* begin Exercise input *

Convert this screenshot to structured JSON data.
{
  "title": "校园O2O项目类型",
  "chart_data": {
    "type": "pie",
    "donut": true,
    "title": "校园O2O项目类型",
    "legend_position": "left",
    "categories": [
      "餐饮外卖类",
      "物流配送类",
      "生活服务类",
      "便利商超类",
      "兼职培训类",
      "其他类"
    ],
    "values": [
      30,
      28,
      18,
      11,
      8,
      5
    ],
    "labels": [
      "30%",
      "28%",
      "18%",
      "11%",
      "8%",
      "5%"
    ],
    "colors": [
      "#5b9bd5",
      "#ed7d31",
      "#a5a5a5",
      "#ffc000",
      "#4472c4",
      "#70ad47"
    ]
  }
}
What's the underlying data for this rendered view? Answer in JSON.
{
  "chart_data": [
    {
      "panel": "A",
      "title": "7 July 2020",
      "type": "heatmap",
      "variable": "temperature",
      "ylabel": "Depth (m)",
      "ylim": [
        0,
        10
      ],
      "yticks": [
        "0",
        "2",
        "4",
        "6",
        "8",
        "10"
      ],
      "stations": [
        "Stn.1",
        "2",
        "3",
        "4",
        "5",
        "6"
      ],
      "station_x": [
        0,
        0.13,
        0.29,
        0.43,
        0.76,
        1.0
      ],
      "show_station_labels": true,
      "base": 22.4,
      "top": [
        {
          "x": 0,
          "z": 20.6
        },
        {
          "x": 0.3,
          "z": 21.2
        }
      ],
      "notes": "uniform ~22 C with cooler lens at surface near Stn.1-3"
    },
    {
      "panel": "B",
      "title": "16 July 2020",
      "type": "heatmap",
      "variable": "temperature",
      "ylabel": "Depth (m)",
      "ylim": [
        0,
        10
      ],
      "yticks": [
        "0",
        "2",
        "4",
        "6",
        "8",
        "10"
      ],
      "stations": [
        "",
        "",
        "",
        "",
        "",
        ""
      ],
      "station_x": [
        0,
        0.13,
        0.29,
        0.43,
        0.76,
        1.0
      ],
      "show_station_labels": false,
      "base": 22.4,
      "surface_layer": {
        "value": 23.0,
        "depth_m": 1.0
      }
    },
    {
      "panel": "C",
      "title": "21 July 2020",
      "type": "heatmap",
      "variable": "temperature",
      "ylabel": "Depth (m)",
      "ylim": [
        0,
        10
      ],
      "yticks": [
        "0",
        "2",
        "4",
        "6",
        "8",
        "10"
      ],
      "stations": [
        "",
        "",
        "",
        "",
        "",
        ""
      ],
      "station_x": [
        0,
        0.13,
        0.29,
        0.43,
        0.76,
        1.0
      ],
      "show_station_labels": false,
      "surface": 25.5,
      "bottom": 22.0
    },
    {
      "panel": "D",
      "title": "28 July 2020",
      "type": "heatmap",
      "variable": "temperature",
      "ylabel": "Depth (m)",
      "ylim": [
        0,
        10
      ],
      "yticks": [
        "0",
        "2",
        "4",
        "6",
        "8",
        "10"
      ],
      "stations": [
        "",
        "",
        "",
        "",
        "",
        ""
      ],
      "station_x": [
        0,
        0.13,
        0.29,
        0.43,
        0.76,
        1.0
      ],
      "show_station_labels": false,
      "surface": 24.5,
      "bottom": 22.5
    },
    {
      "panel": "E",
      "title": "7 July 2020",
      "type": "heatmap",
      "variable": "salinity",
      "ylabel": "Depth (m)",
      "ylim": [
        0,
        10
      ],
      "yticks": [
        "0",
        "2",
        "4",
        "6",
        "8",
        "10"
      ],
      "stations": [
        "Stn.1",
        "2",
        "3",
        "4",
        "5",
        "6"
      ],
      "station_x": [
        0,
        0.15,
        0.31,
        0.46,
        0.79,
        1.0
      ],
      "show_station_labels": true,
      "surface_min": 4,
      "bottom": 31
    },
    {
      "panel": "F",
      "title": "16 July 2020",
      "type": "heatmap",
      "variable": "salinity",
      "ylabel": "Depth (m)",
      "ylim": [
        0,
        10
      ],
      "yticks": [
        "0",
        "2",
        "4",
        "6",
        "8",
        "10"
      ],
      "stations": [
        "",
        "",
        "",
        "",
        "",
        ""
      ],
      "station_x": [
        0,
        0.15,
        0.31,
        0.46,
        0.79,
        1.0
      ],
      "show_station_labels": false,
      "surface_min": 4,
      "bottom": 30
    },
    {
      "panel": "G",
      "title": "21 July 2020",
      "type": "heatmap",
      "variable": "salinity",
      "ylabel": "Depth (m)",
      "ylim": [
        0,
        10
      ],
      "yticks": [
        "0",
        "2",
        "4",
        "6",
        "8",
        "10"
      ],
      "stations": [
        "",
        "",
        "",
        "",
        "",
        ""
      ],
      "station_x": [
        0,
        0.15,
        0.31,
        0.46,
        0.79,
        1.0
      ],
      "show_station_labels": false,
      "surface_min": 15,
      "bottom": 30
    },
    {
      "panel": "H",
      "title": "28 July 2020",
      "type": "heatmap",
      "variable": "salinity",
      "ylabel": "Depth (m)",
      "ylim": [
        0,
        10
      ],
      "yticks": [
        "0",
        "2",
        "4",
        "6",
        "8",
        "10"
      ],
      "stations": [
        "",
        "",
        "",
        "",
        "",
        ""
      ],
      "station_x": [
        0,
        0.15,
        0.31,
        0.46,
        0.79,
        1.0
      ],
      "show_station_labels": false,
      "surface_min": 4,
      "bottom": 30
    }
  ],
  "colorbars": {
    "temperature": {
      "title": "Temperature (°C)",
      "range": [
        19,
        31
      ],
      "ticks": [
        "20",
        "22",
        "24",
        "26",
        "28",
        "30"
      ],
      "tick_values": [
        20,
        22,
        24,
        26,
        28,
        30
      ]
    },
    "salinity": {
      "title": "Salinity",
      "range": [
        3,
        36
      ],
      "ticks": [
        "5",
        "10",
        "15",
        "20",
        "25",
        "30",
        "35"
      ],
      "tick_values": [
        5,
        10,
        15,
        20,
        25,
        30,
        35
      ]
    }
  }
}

* end Exercise input *

▶ _Directions for this task_:
Your task is to repeat every line exactly.

▶ _Right answer_:
Convert this screenshot to structured JSON data.
{
  "title": "校园O2O项目类型",
  "chart_data": {
    "type": "pie",
    "donut": true,
    "title": "校园O2O项目类型",
    "legend_position": "left",
    "categories": [
      "餐饮外卖类",
      "物流配送类",
      "生活服务类",
      "便利商超类",
      "兼职培训类",
      "其他类"
    ],
    "values": [
      30,
      28,
      18,
      11,
      8,
      5
    ],
    "labels": [
      "30%",
      "28%",
      "18%",
      "11%",
      "8%",
      "5%"
    ],
    "colors": [
      "#5b9bd5",
      "#ed7d31",
      "#a5a5a5",
      "#ffc000",
      "#4472c4",
      "#70ad47"
    ]
  }
}
What's the underlying data for this rendered view? Answer in JSON.
{
  "chart_data": [
    {
      "panel": "A",
      "title": "7 July 2020",
      "type": "heatmap",
      "variable": "temperature",
      "ylabel": "Depth (m)",
      "ylim": [
        0,
        10
      ],
      "yticks": [
        "0",
        "2",
        "4",
        "6",
        "8",
        "10"
      ],
      "stations": [
        "Stn.1",
        "2",
        "3",
        "4",
        "5",
        "6"
      ],
      "station_x": [
        0,
        0.13,
        0.29,
        0.43,
        0.76,
        1.0
      ],
      "show_station_labels": true,
      "base": 22.4,
      "top": [
        {
          "x": 0,
          "z": 20.6
        },
        {
          "x": 0.3,
          "z": 21.2
        }
      ],
      "notes": "uniform ~22 C with cooler lens at surface near Stn.1-3"
    },
    {
      "panel": "B",
      "title": "16 July 2020",
      "type": "heatmap",
      "variable": "temperature",
      "ylabel": "Depth (m)",
      "ylim": [
        0,
        10
      ],
      "yticks": [
        "0",
        "2",
        "4",
        "6",
        "8",
        "10"
      ],
      "stations": [
        "",
        "",
        "",
        "",
        "",
        ""
      ],
      "station_x": [
        0,
        0.13,
        0.29,
        0.43,
        0.76,
        1.0
      ],
      "show_station_labels": false,
      "base": 22.4,
      "surface_layer": {
        "value": 23.0,
        "depth_m": 1.0
      }
    },
    {
      "panel": "C",
      "title": "21 July 2020",
      "type": "heatmap",
      "variable": "temperature",
      "ylabel": "Depth (m)",
      "ylim": [
        0,
        10
      ],
      "yticks": [
        "0",
        "2",
        "4",
        "6",
        "8",
        "10"
      ],
      "stations": [
        "",
        "",
        "",
        "",
        "",
        ""
      ],
      "station_x": [
        0,
        0.13,
        0.29,
        0.43,
        0.76,
        1.0
      ],
      "show_station_labels": false,
      "surface": 25.5,
      "bottom": 22.0
    },
    {
      "panel": "D",
      "title": "28 July 2020",
      "type": "heatmap",
      "variable": "temperature",
      "ylabel": "Depth (m)",
      "ylim": [
        0,
        10
      ],
      "yticks": [
        "0",
        "2",
        "4",
        "6",
        "8",
        "10"
      ],
      "stations": [
        "",
        "",
        "",
        "",
        "",
        ""
      ],
      "station_x": [
        0,
        0.13,
        0.29,
        0.43,
        0.76,
        1.0
      ],
      "show_station_labels": false,
      "surface": 24.5,
      "bottom": 22.5
    },
    {
      "panel": "E",
      "title": "7 July 2020",
      "type": "heatmap",
      "variable": "salinity",
      "ylabel": "Depth (m)",
      "ylim": [
        0,
        10
      ],
      "yticks": [
        "0",
        "2",
        "4",
        "6",
        "8",
        "10"
      ],
      "stations": [
        "Stn.1",
        "2",
        "3",
        "4",
        "5",
        "6"
      ],
      "station_x": [
        0,
        0.15,
        0.31,
        0.46,
        0.79,
        1.0
      ],
      "show_station_labels": true,
      "surface_min": 4,
      "bottom": 31
    },
    {
      "panel": "F",
      "title": "16 July 2020",
      "type": "heatmap",
      "variable": "salinity",
      "ylabel": "Depth (m)",
      "ylim": [
        0,
        10
      ],
      "yticks": [
        "0",
        "2",
        "4",
        "6",
        "8",
        "10"
      ],
      "stations": [
        "",
        "",
        "",
        "",
        "",
        ""
      ],
      "station_x": [
        0,
        0.15,
        0.31,
        0.46,
        0.79,
        1.0
      ],
      "show_station_labels": false,
      "surface_min": 4,
      "bottom": 30
    },
    {
      "panel": "G",
      "title": "21 July 2020",
      "type": "heatmap",
      "variable": "salinity",
      "ylabel": "Depth (m)",
      "ylim": [
        0,
        10
      ],
      "yticks": [
        "0",
        "2",
        "4",
        "6",
        "8",
        "10"
      ],
      "stations": [
        "",
        "",
        "",
        "",
        "",
        ""
      ],
      "station_x": [
        0,
        0.15,
        0.31,
        0.46,
        0.79,
        1.0
      ],
      "show_station_labels": false,
      "surface_min": 15,
      "bottom": 30
    },
    {
      "panel": "H",
      "title": "28 July 2020",
      "type": "heatmap",
      "variable": "salinity",
      "ylabel": "Depth (m)",
      "ylim": [
        0,
        10
      ],
      "yticks": [
        "0",
        "2",
        "4",
        "6",
        "8",
        "10"
      ],
      "stations": [
        "",
        "",
        "",
        "",
        "",
        ""
      ],
      "station_x": [
        0,
        0.15,
        0.31,
        0.46,
        0.79,
        1.0
      ],
      "show_station_labels": false,
      "surface_min": 4,
      "bottom": 30
    }
  ],
  "colorbars": {
    "temperature": {
      "title": "Temperature (°C)",
      "range": [
        19,
        31
      ],
      "ticks": [
        "20",
        "22",
        "24",
        "26",
        "28",
        "30"
      ],
      "tick_values": [
        20,
        22,
        24,
        26,
        28,
        30
      ]
    },
    "salinity": {
      "title": "Salinity",
      "range": [
        3,
        36
      ],
      "ticks": [
        "5",
        "10",
        "15",
        "20",
        "25",
        "30",
        "35"
      ],
      "tick_values": [
        5,
        10,
        15,
        20,
        25,
        30,
        35
      ]
    }
  }
}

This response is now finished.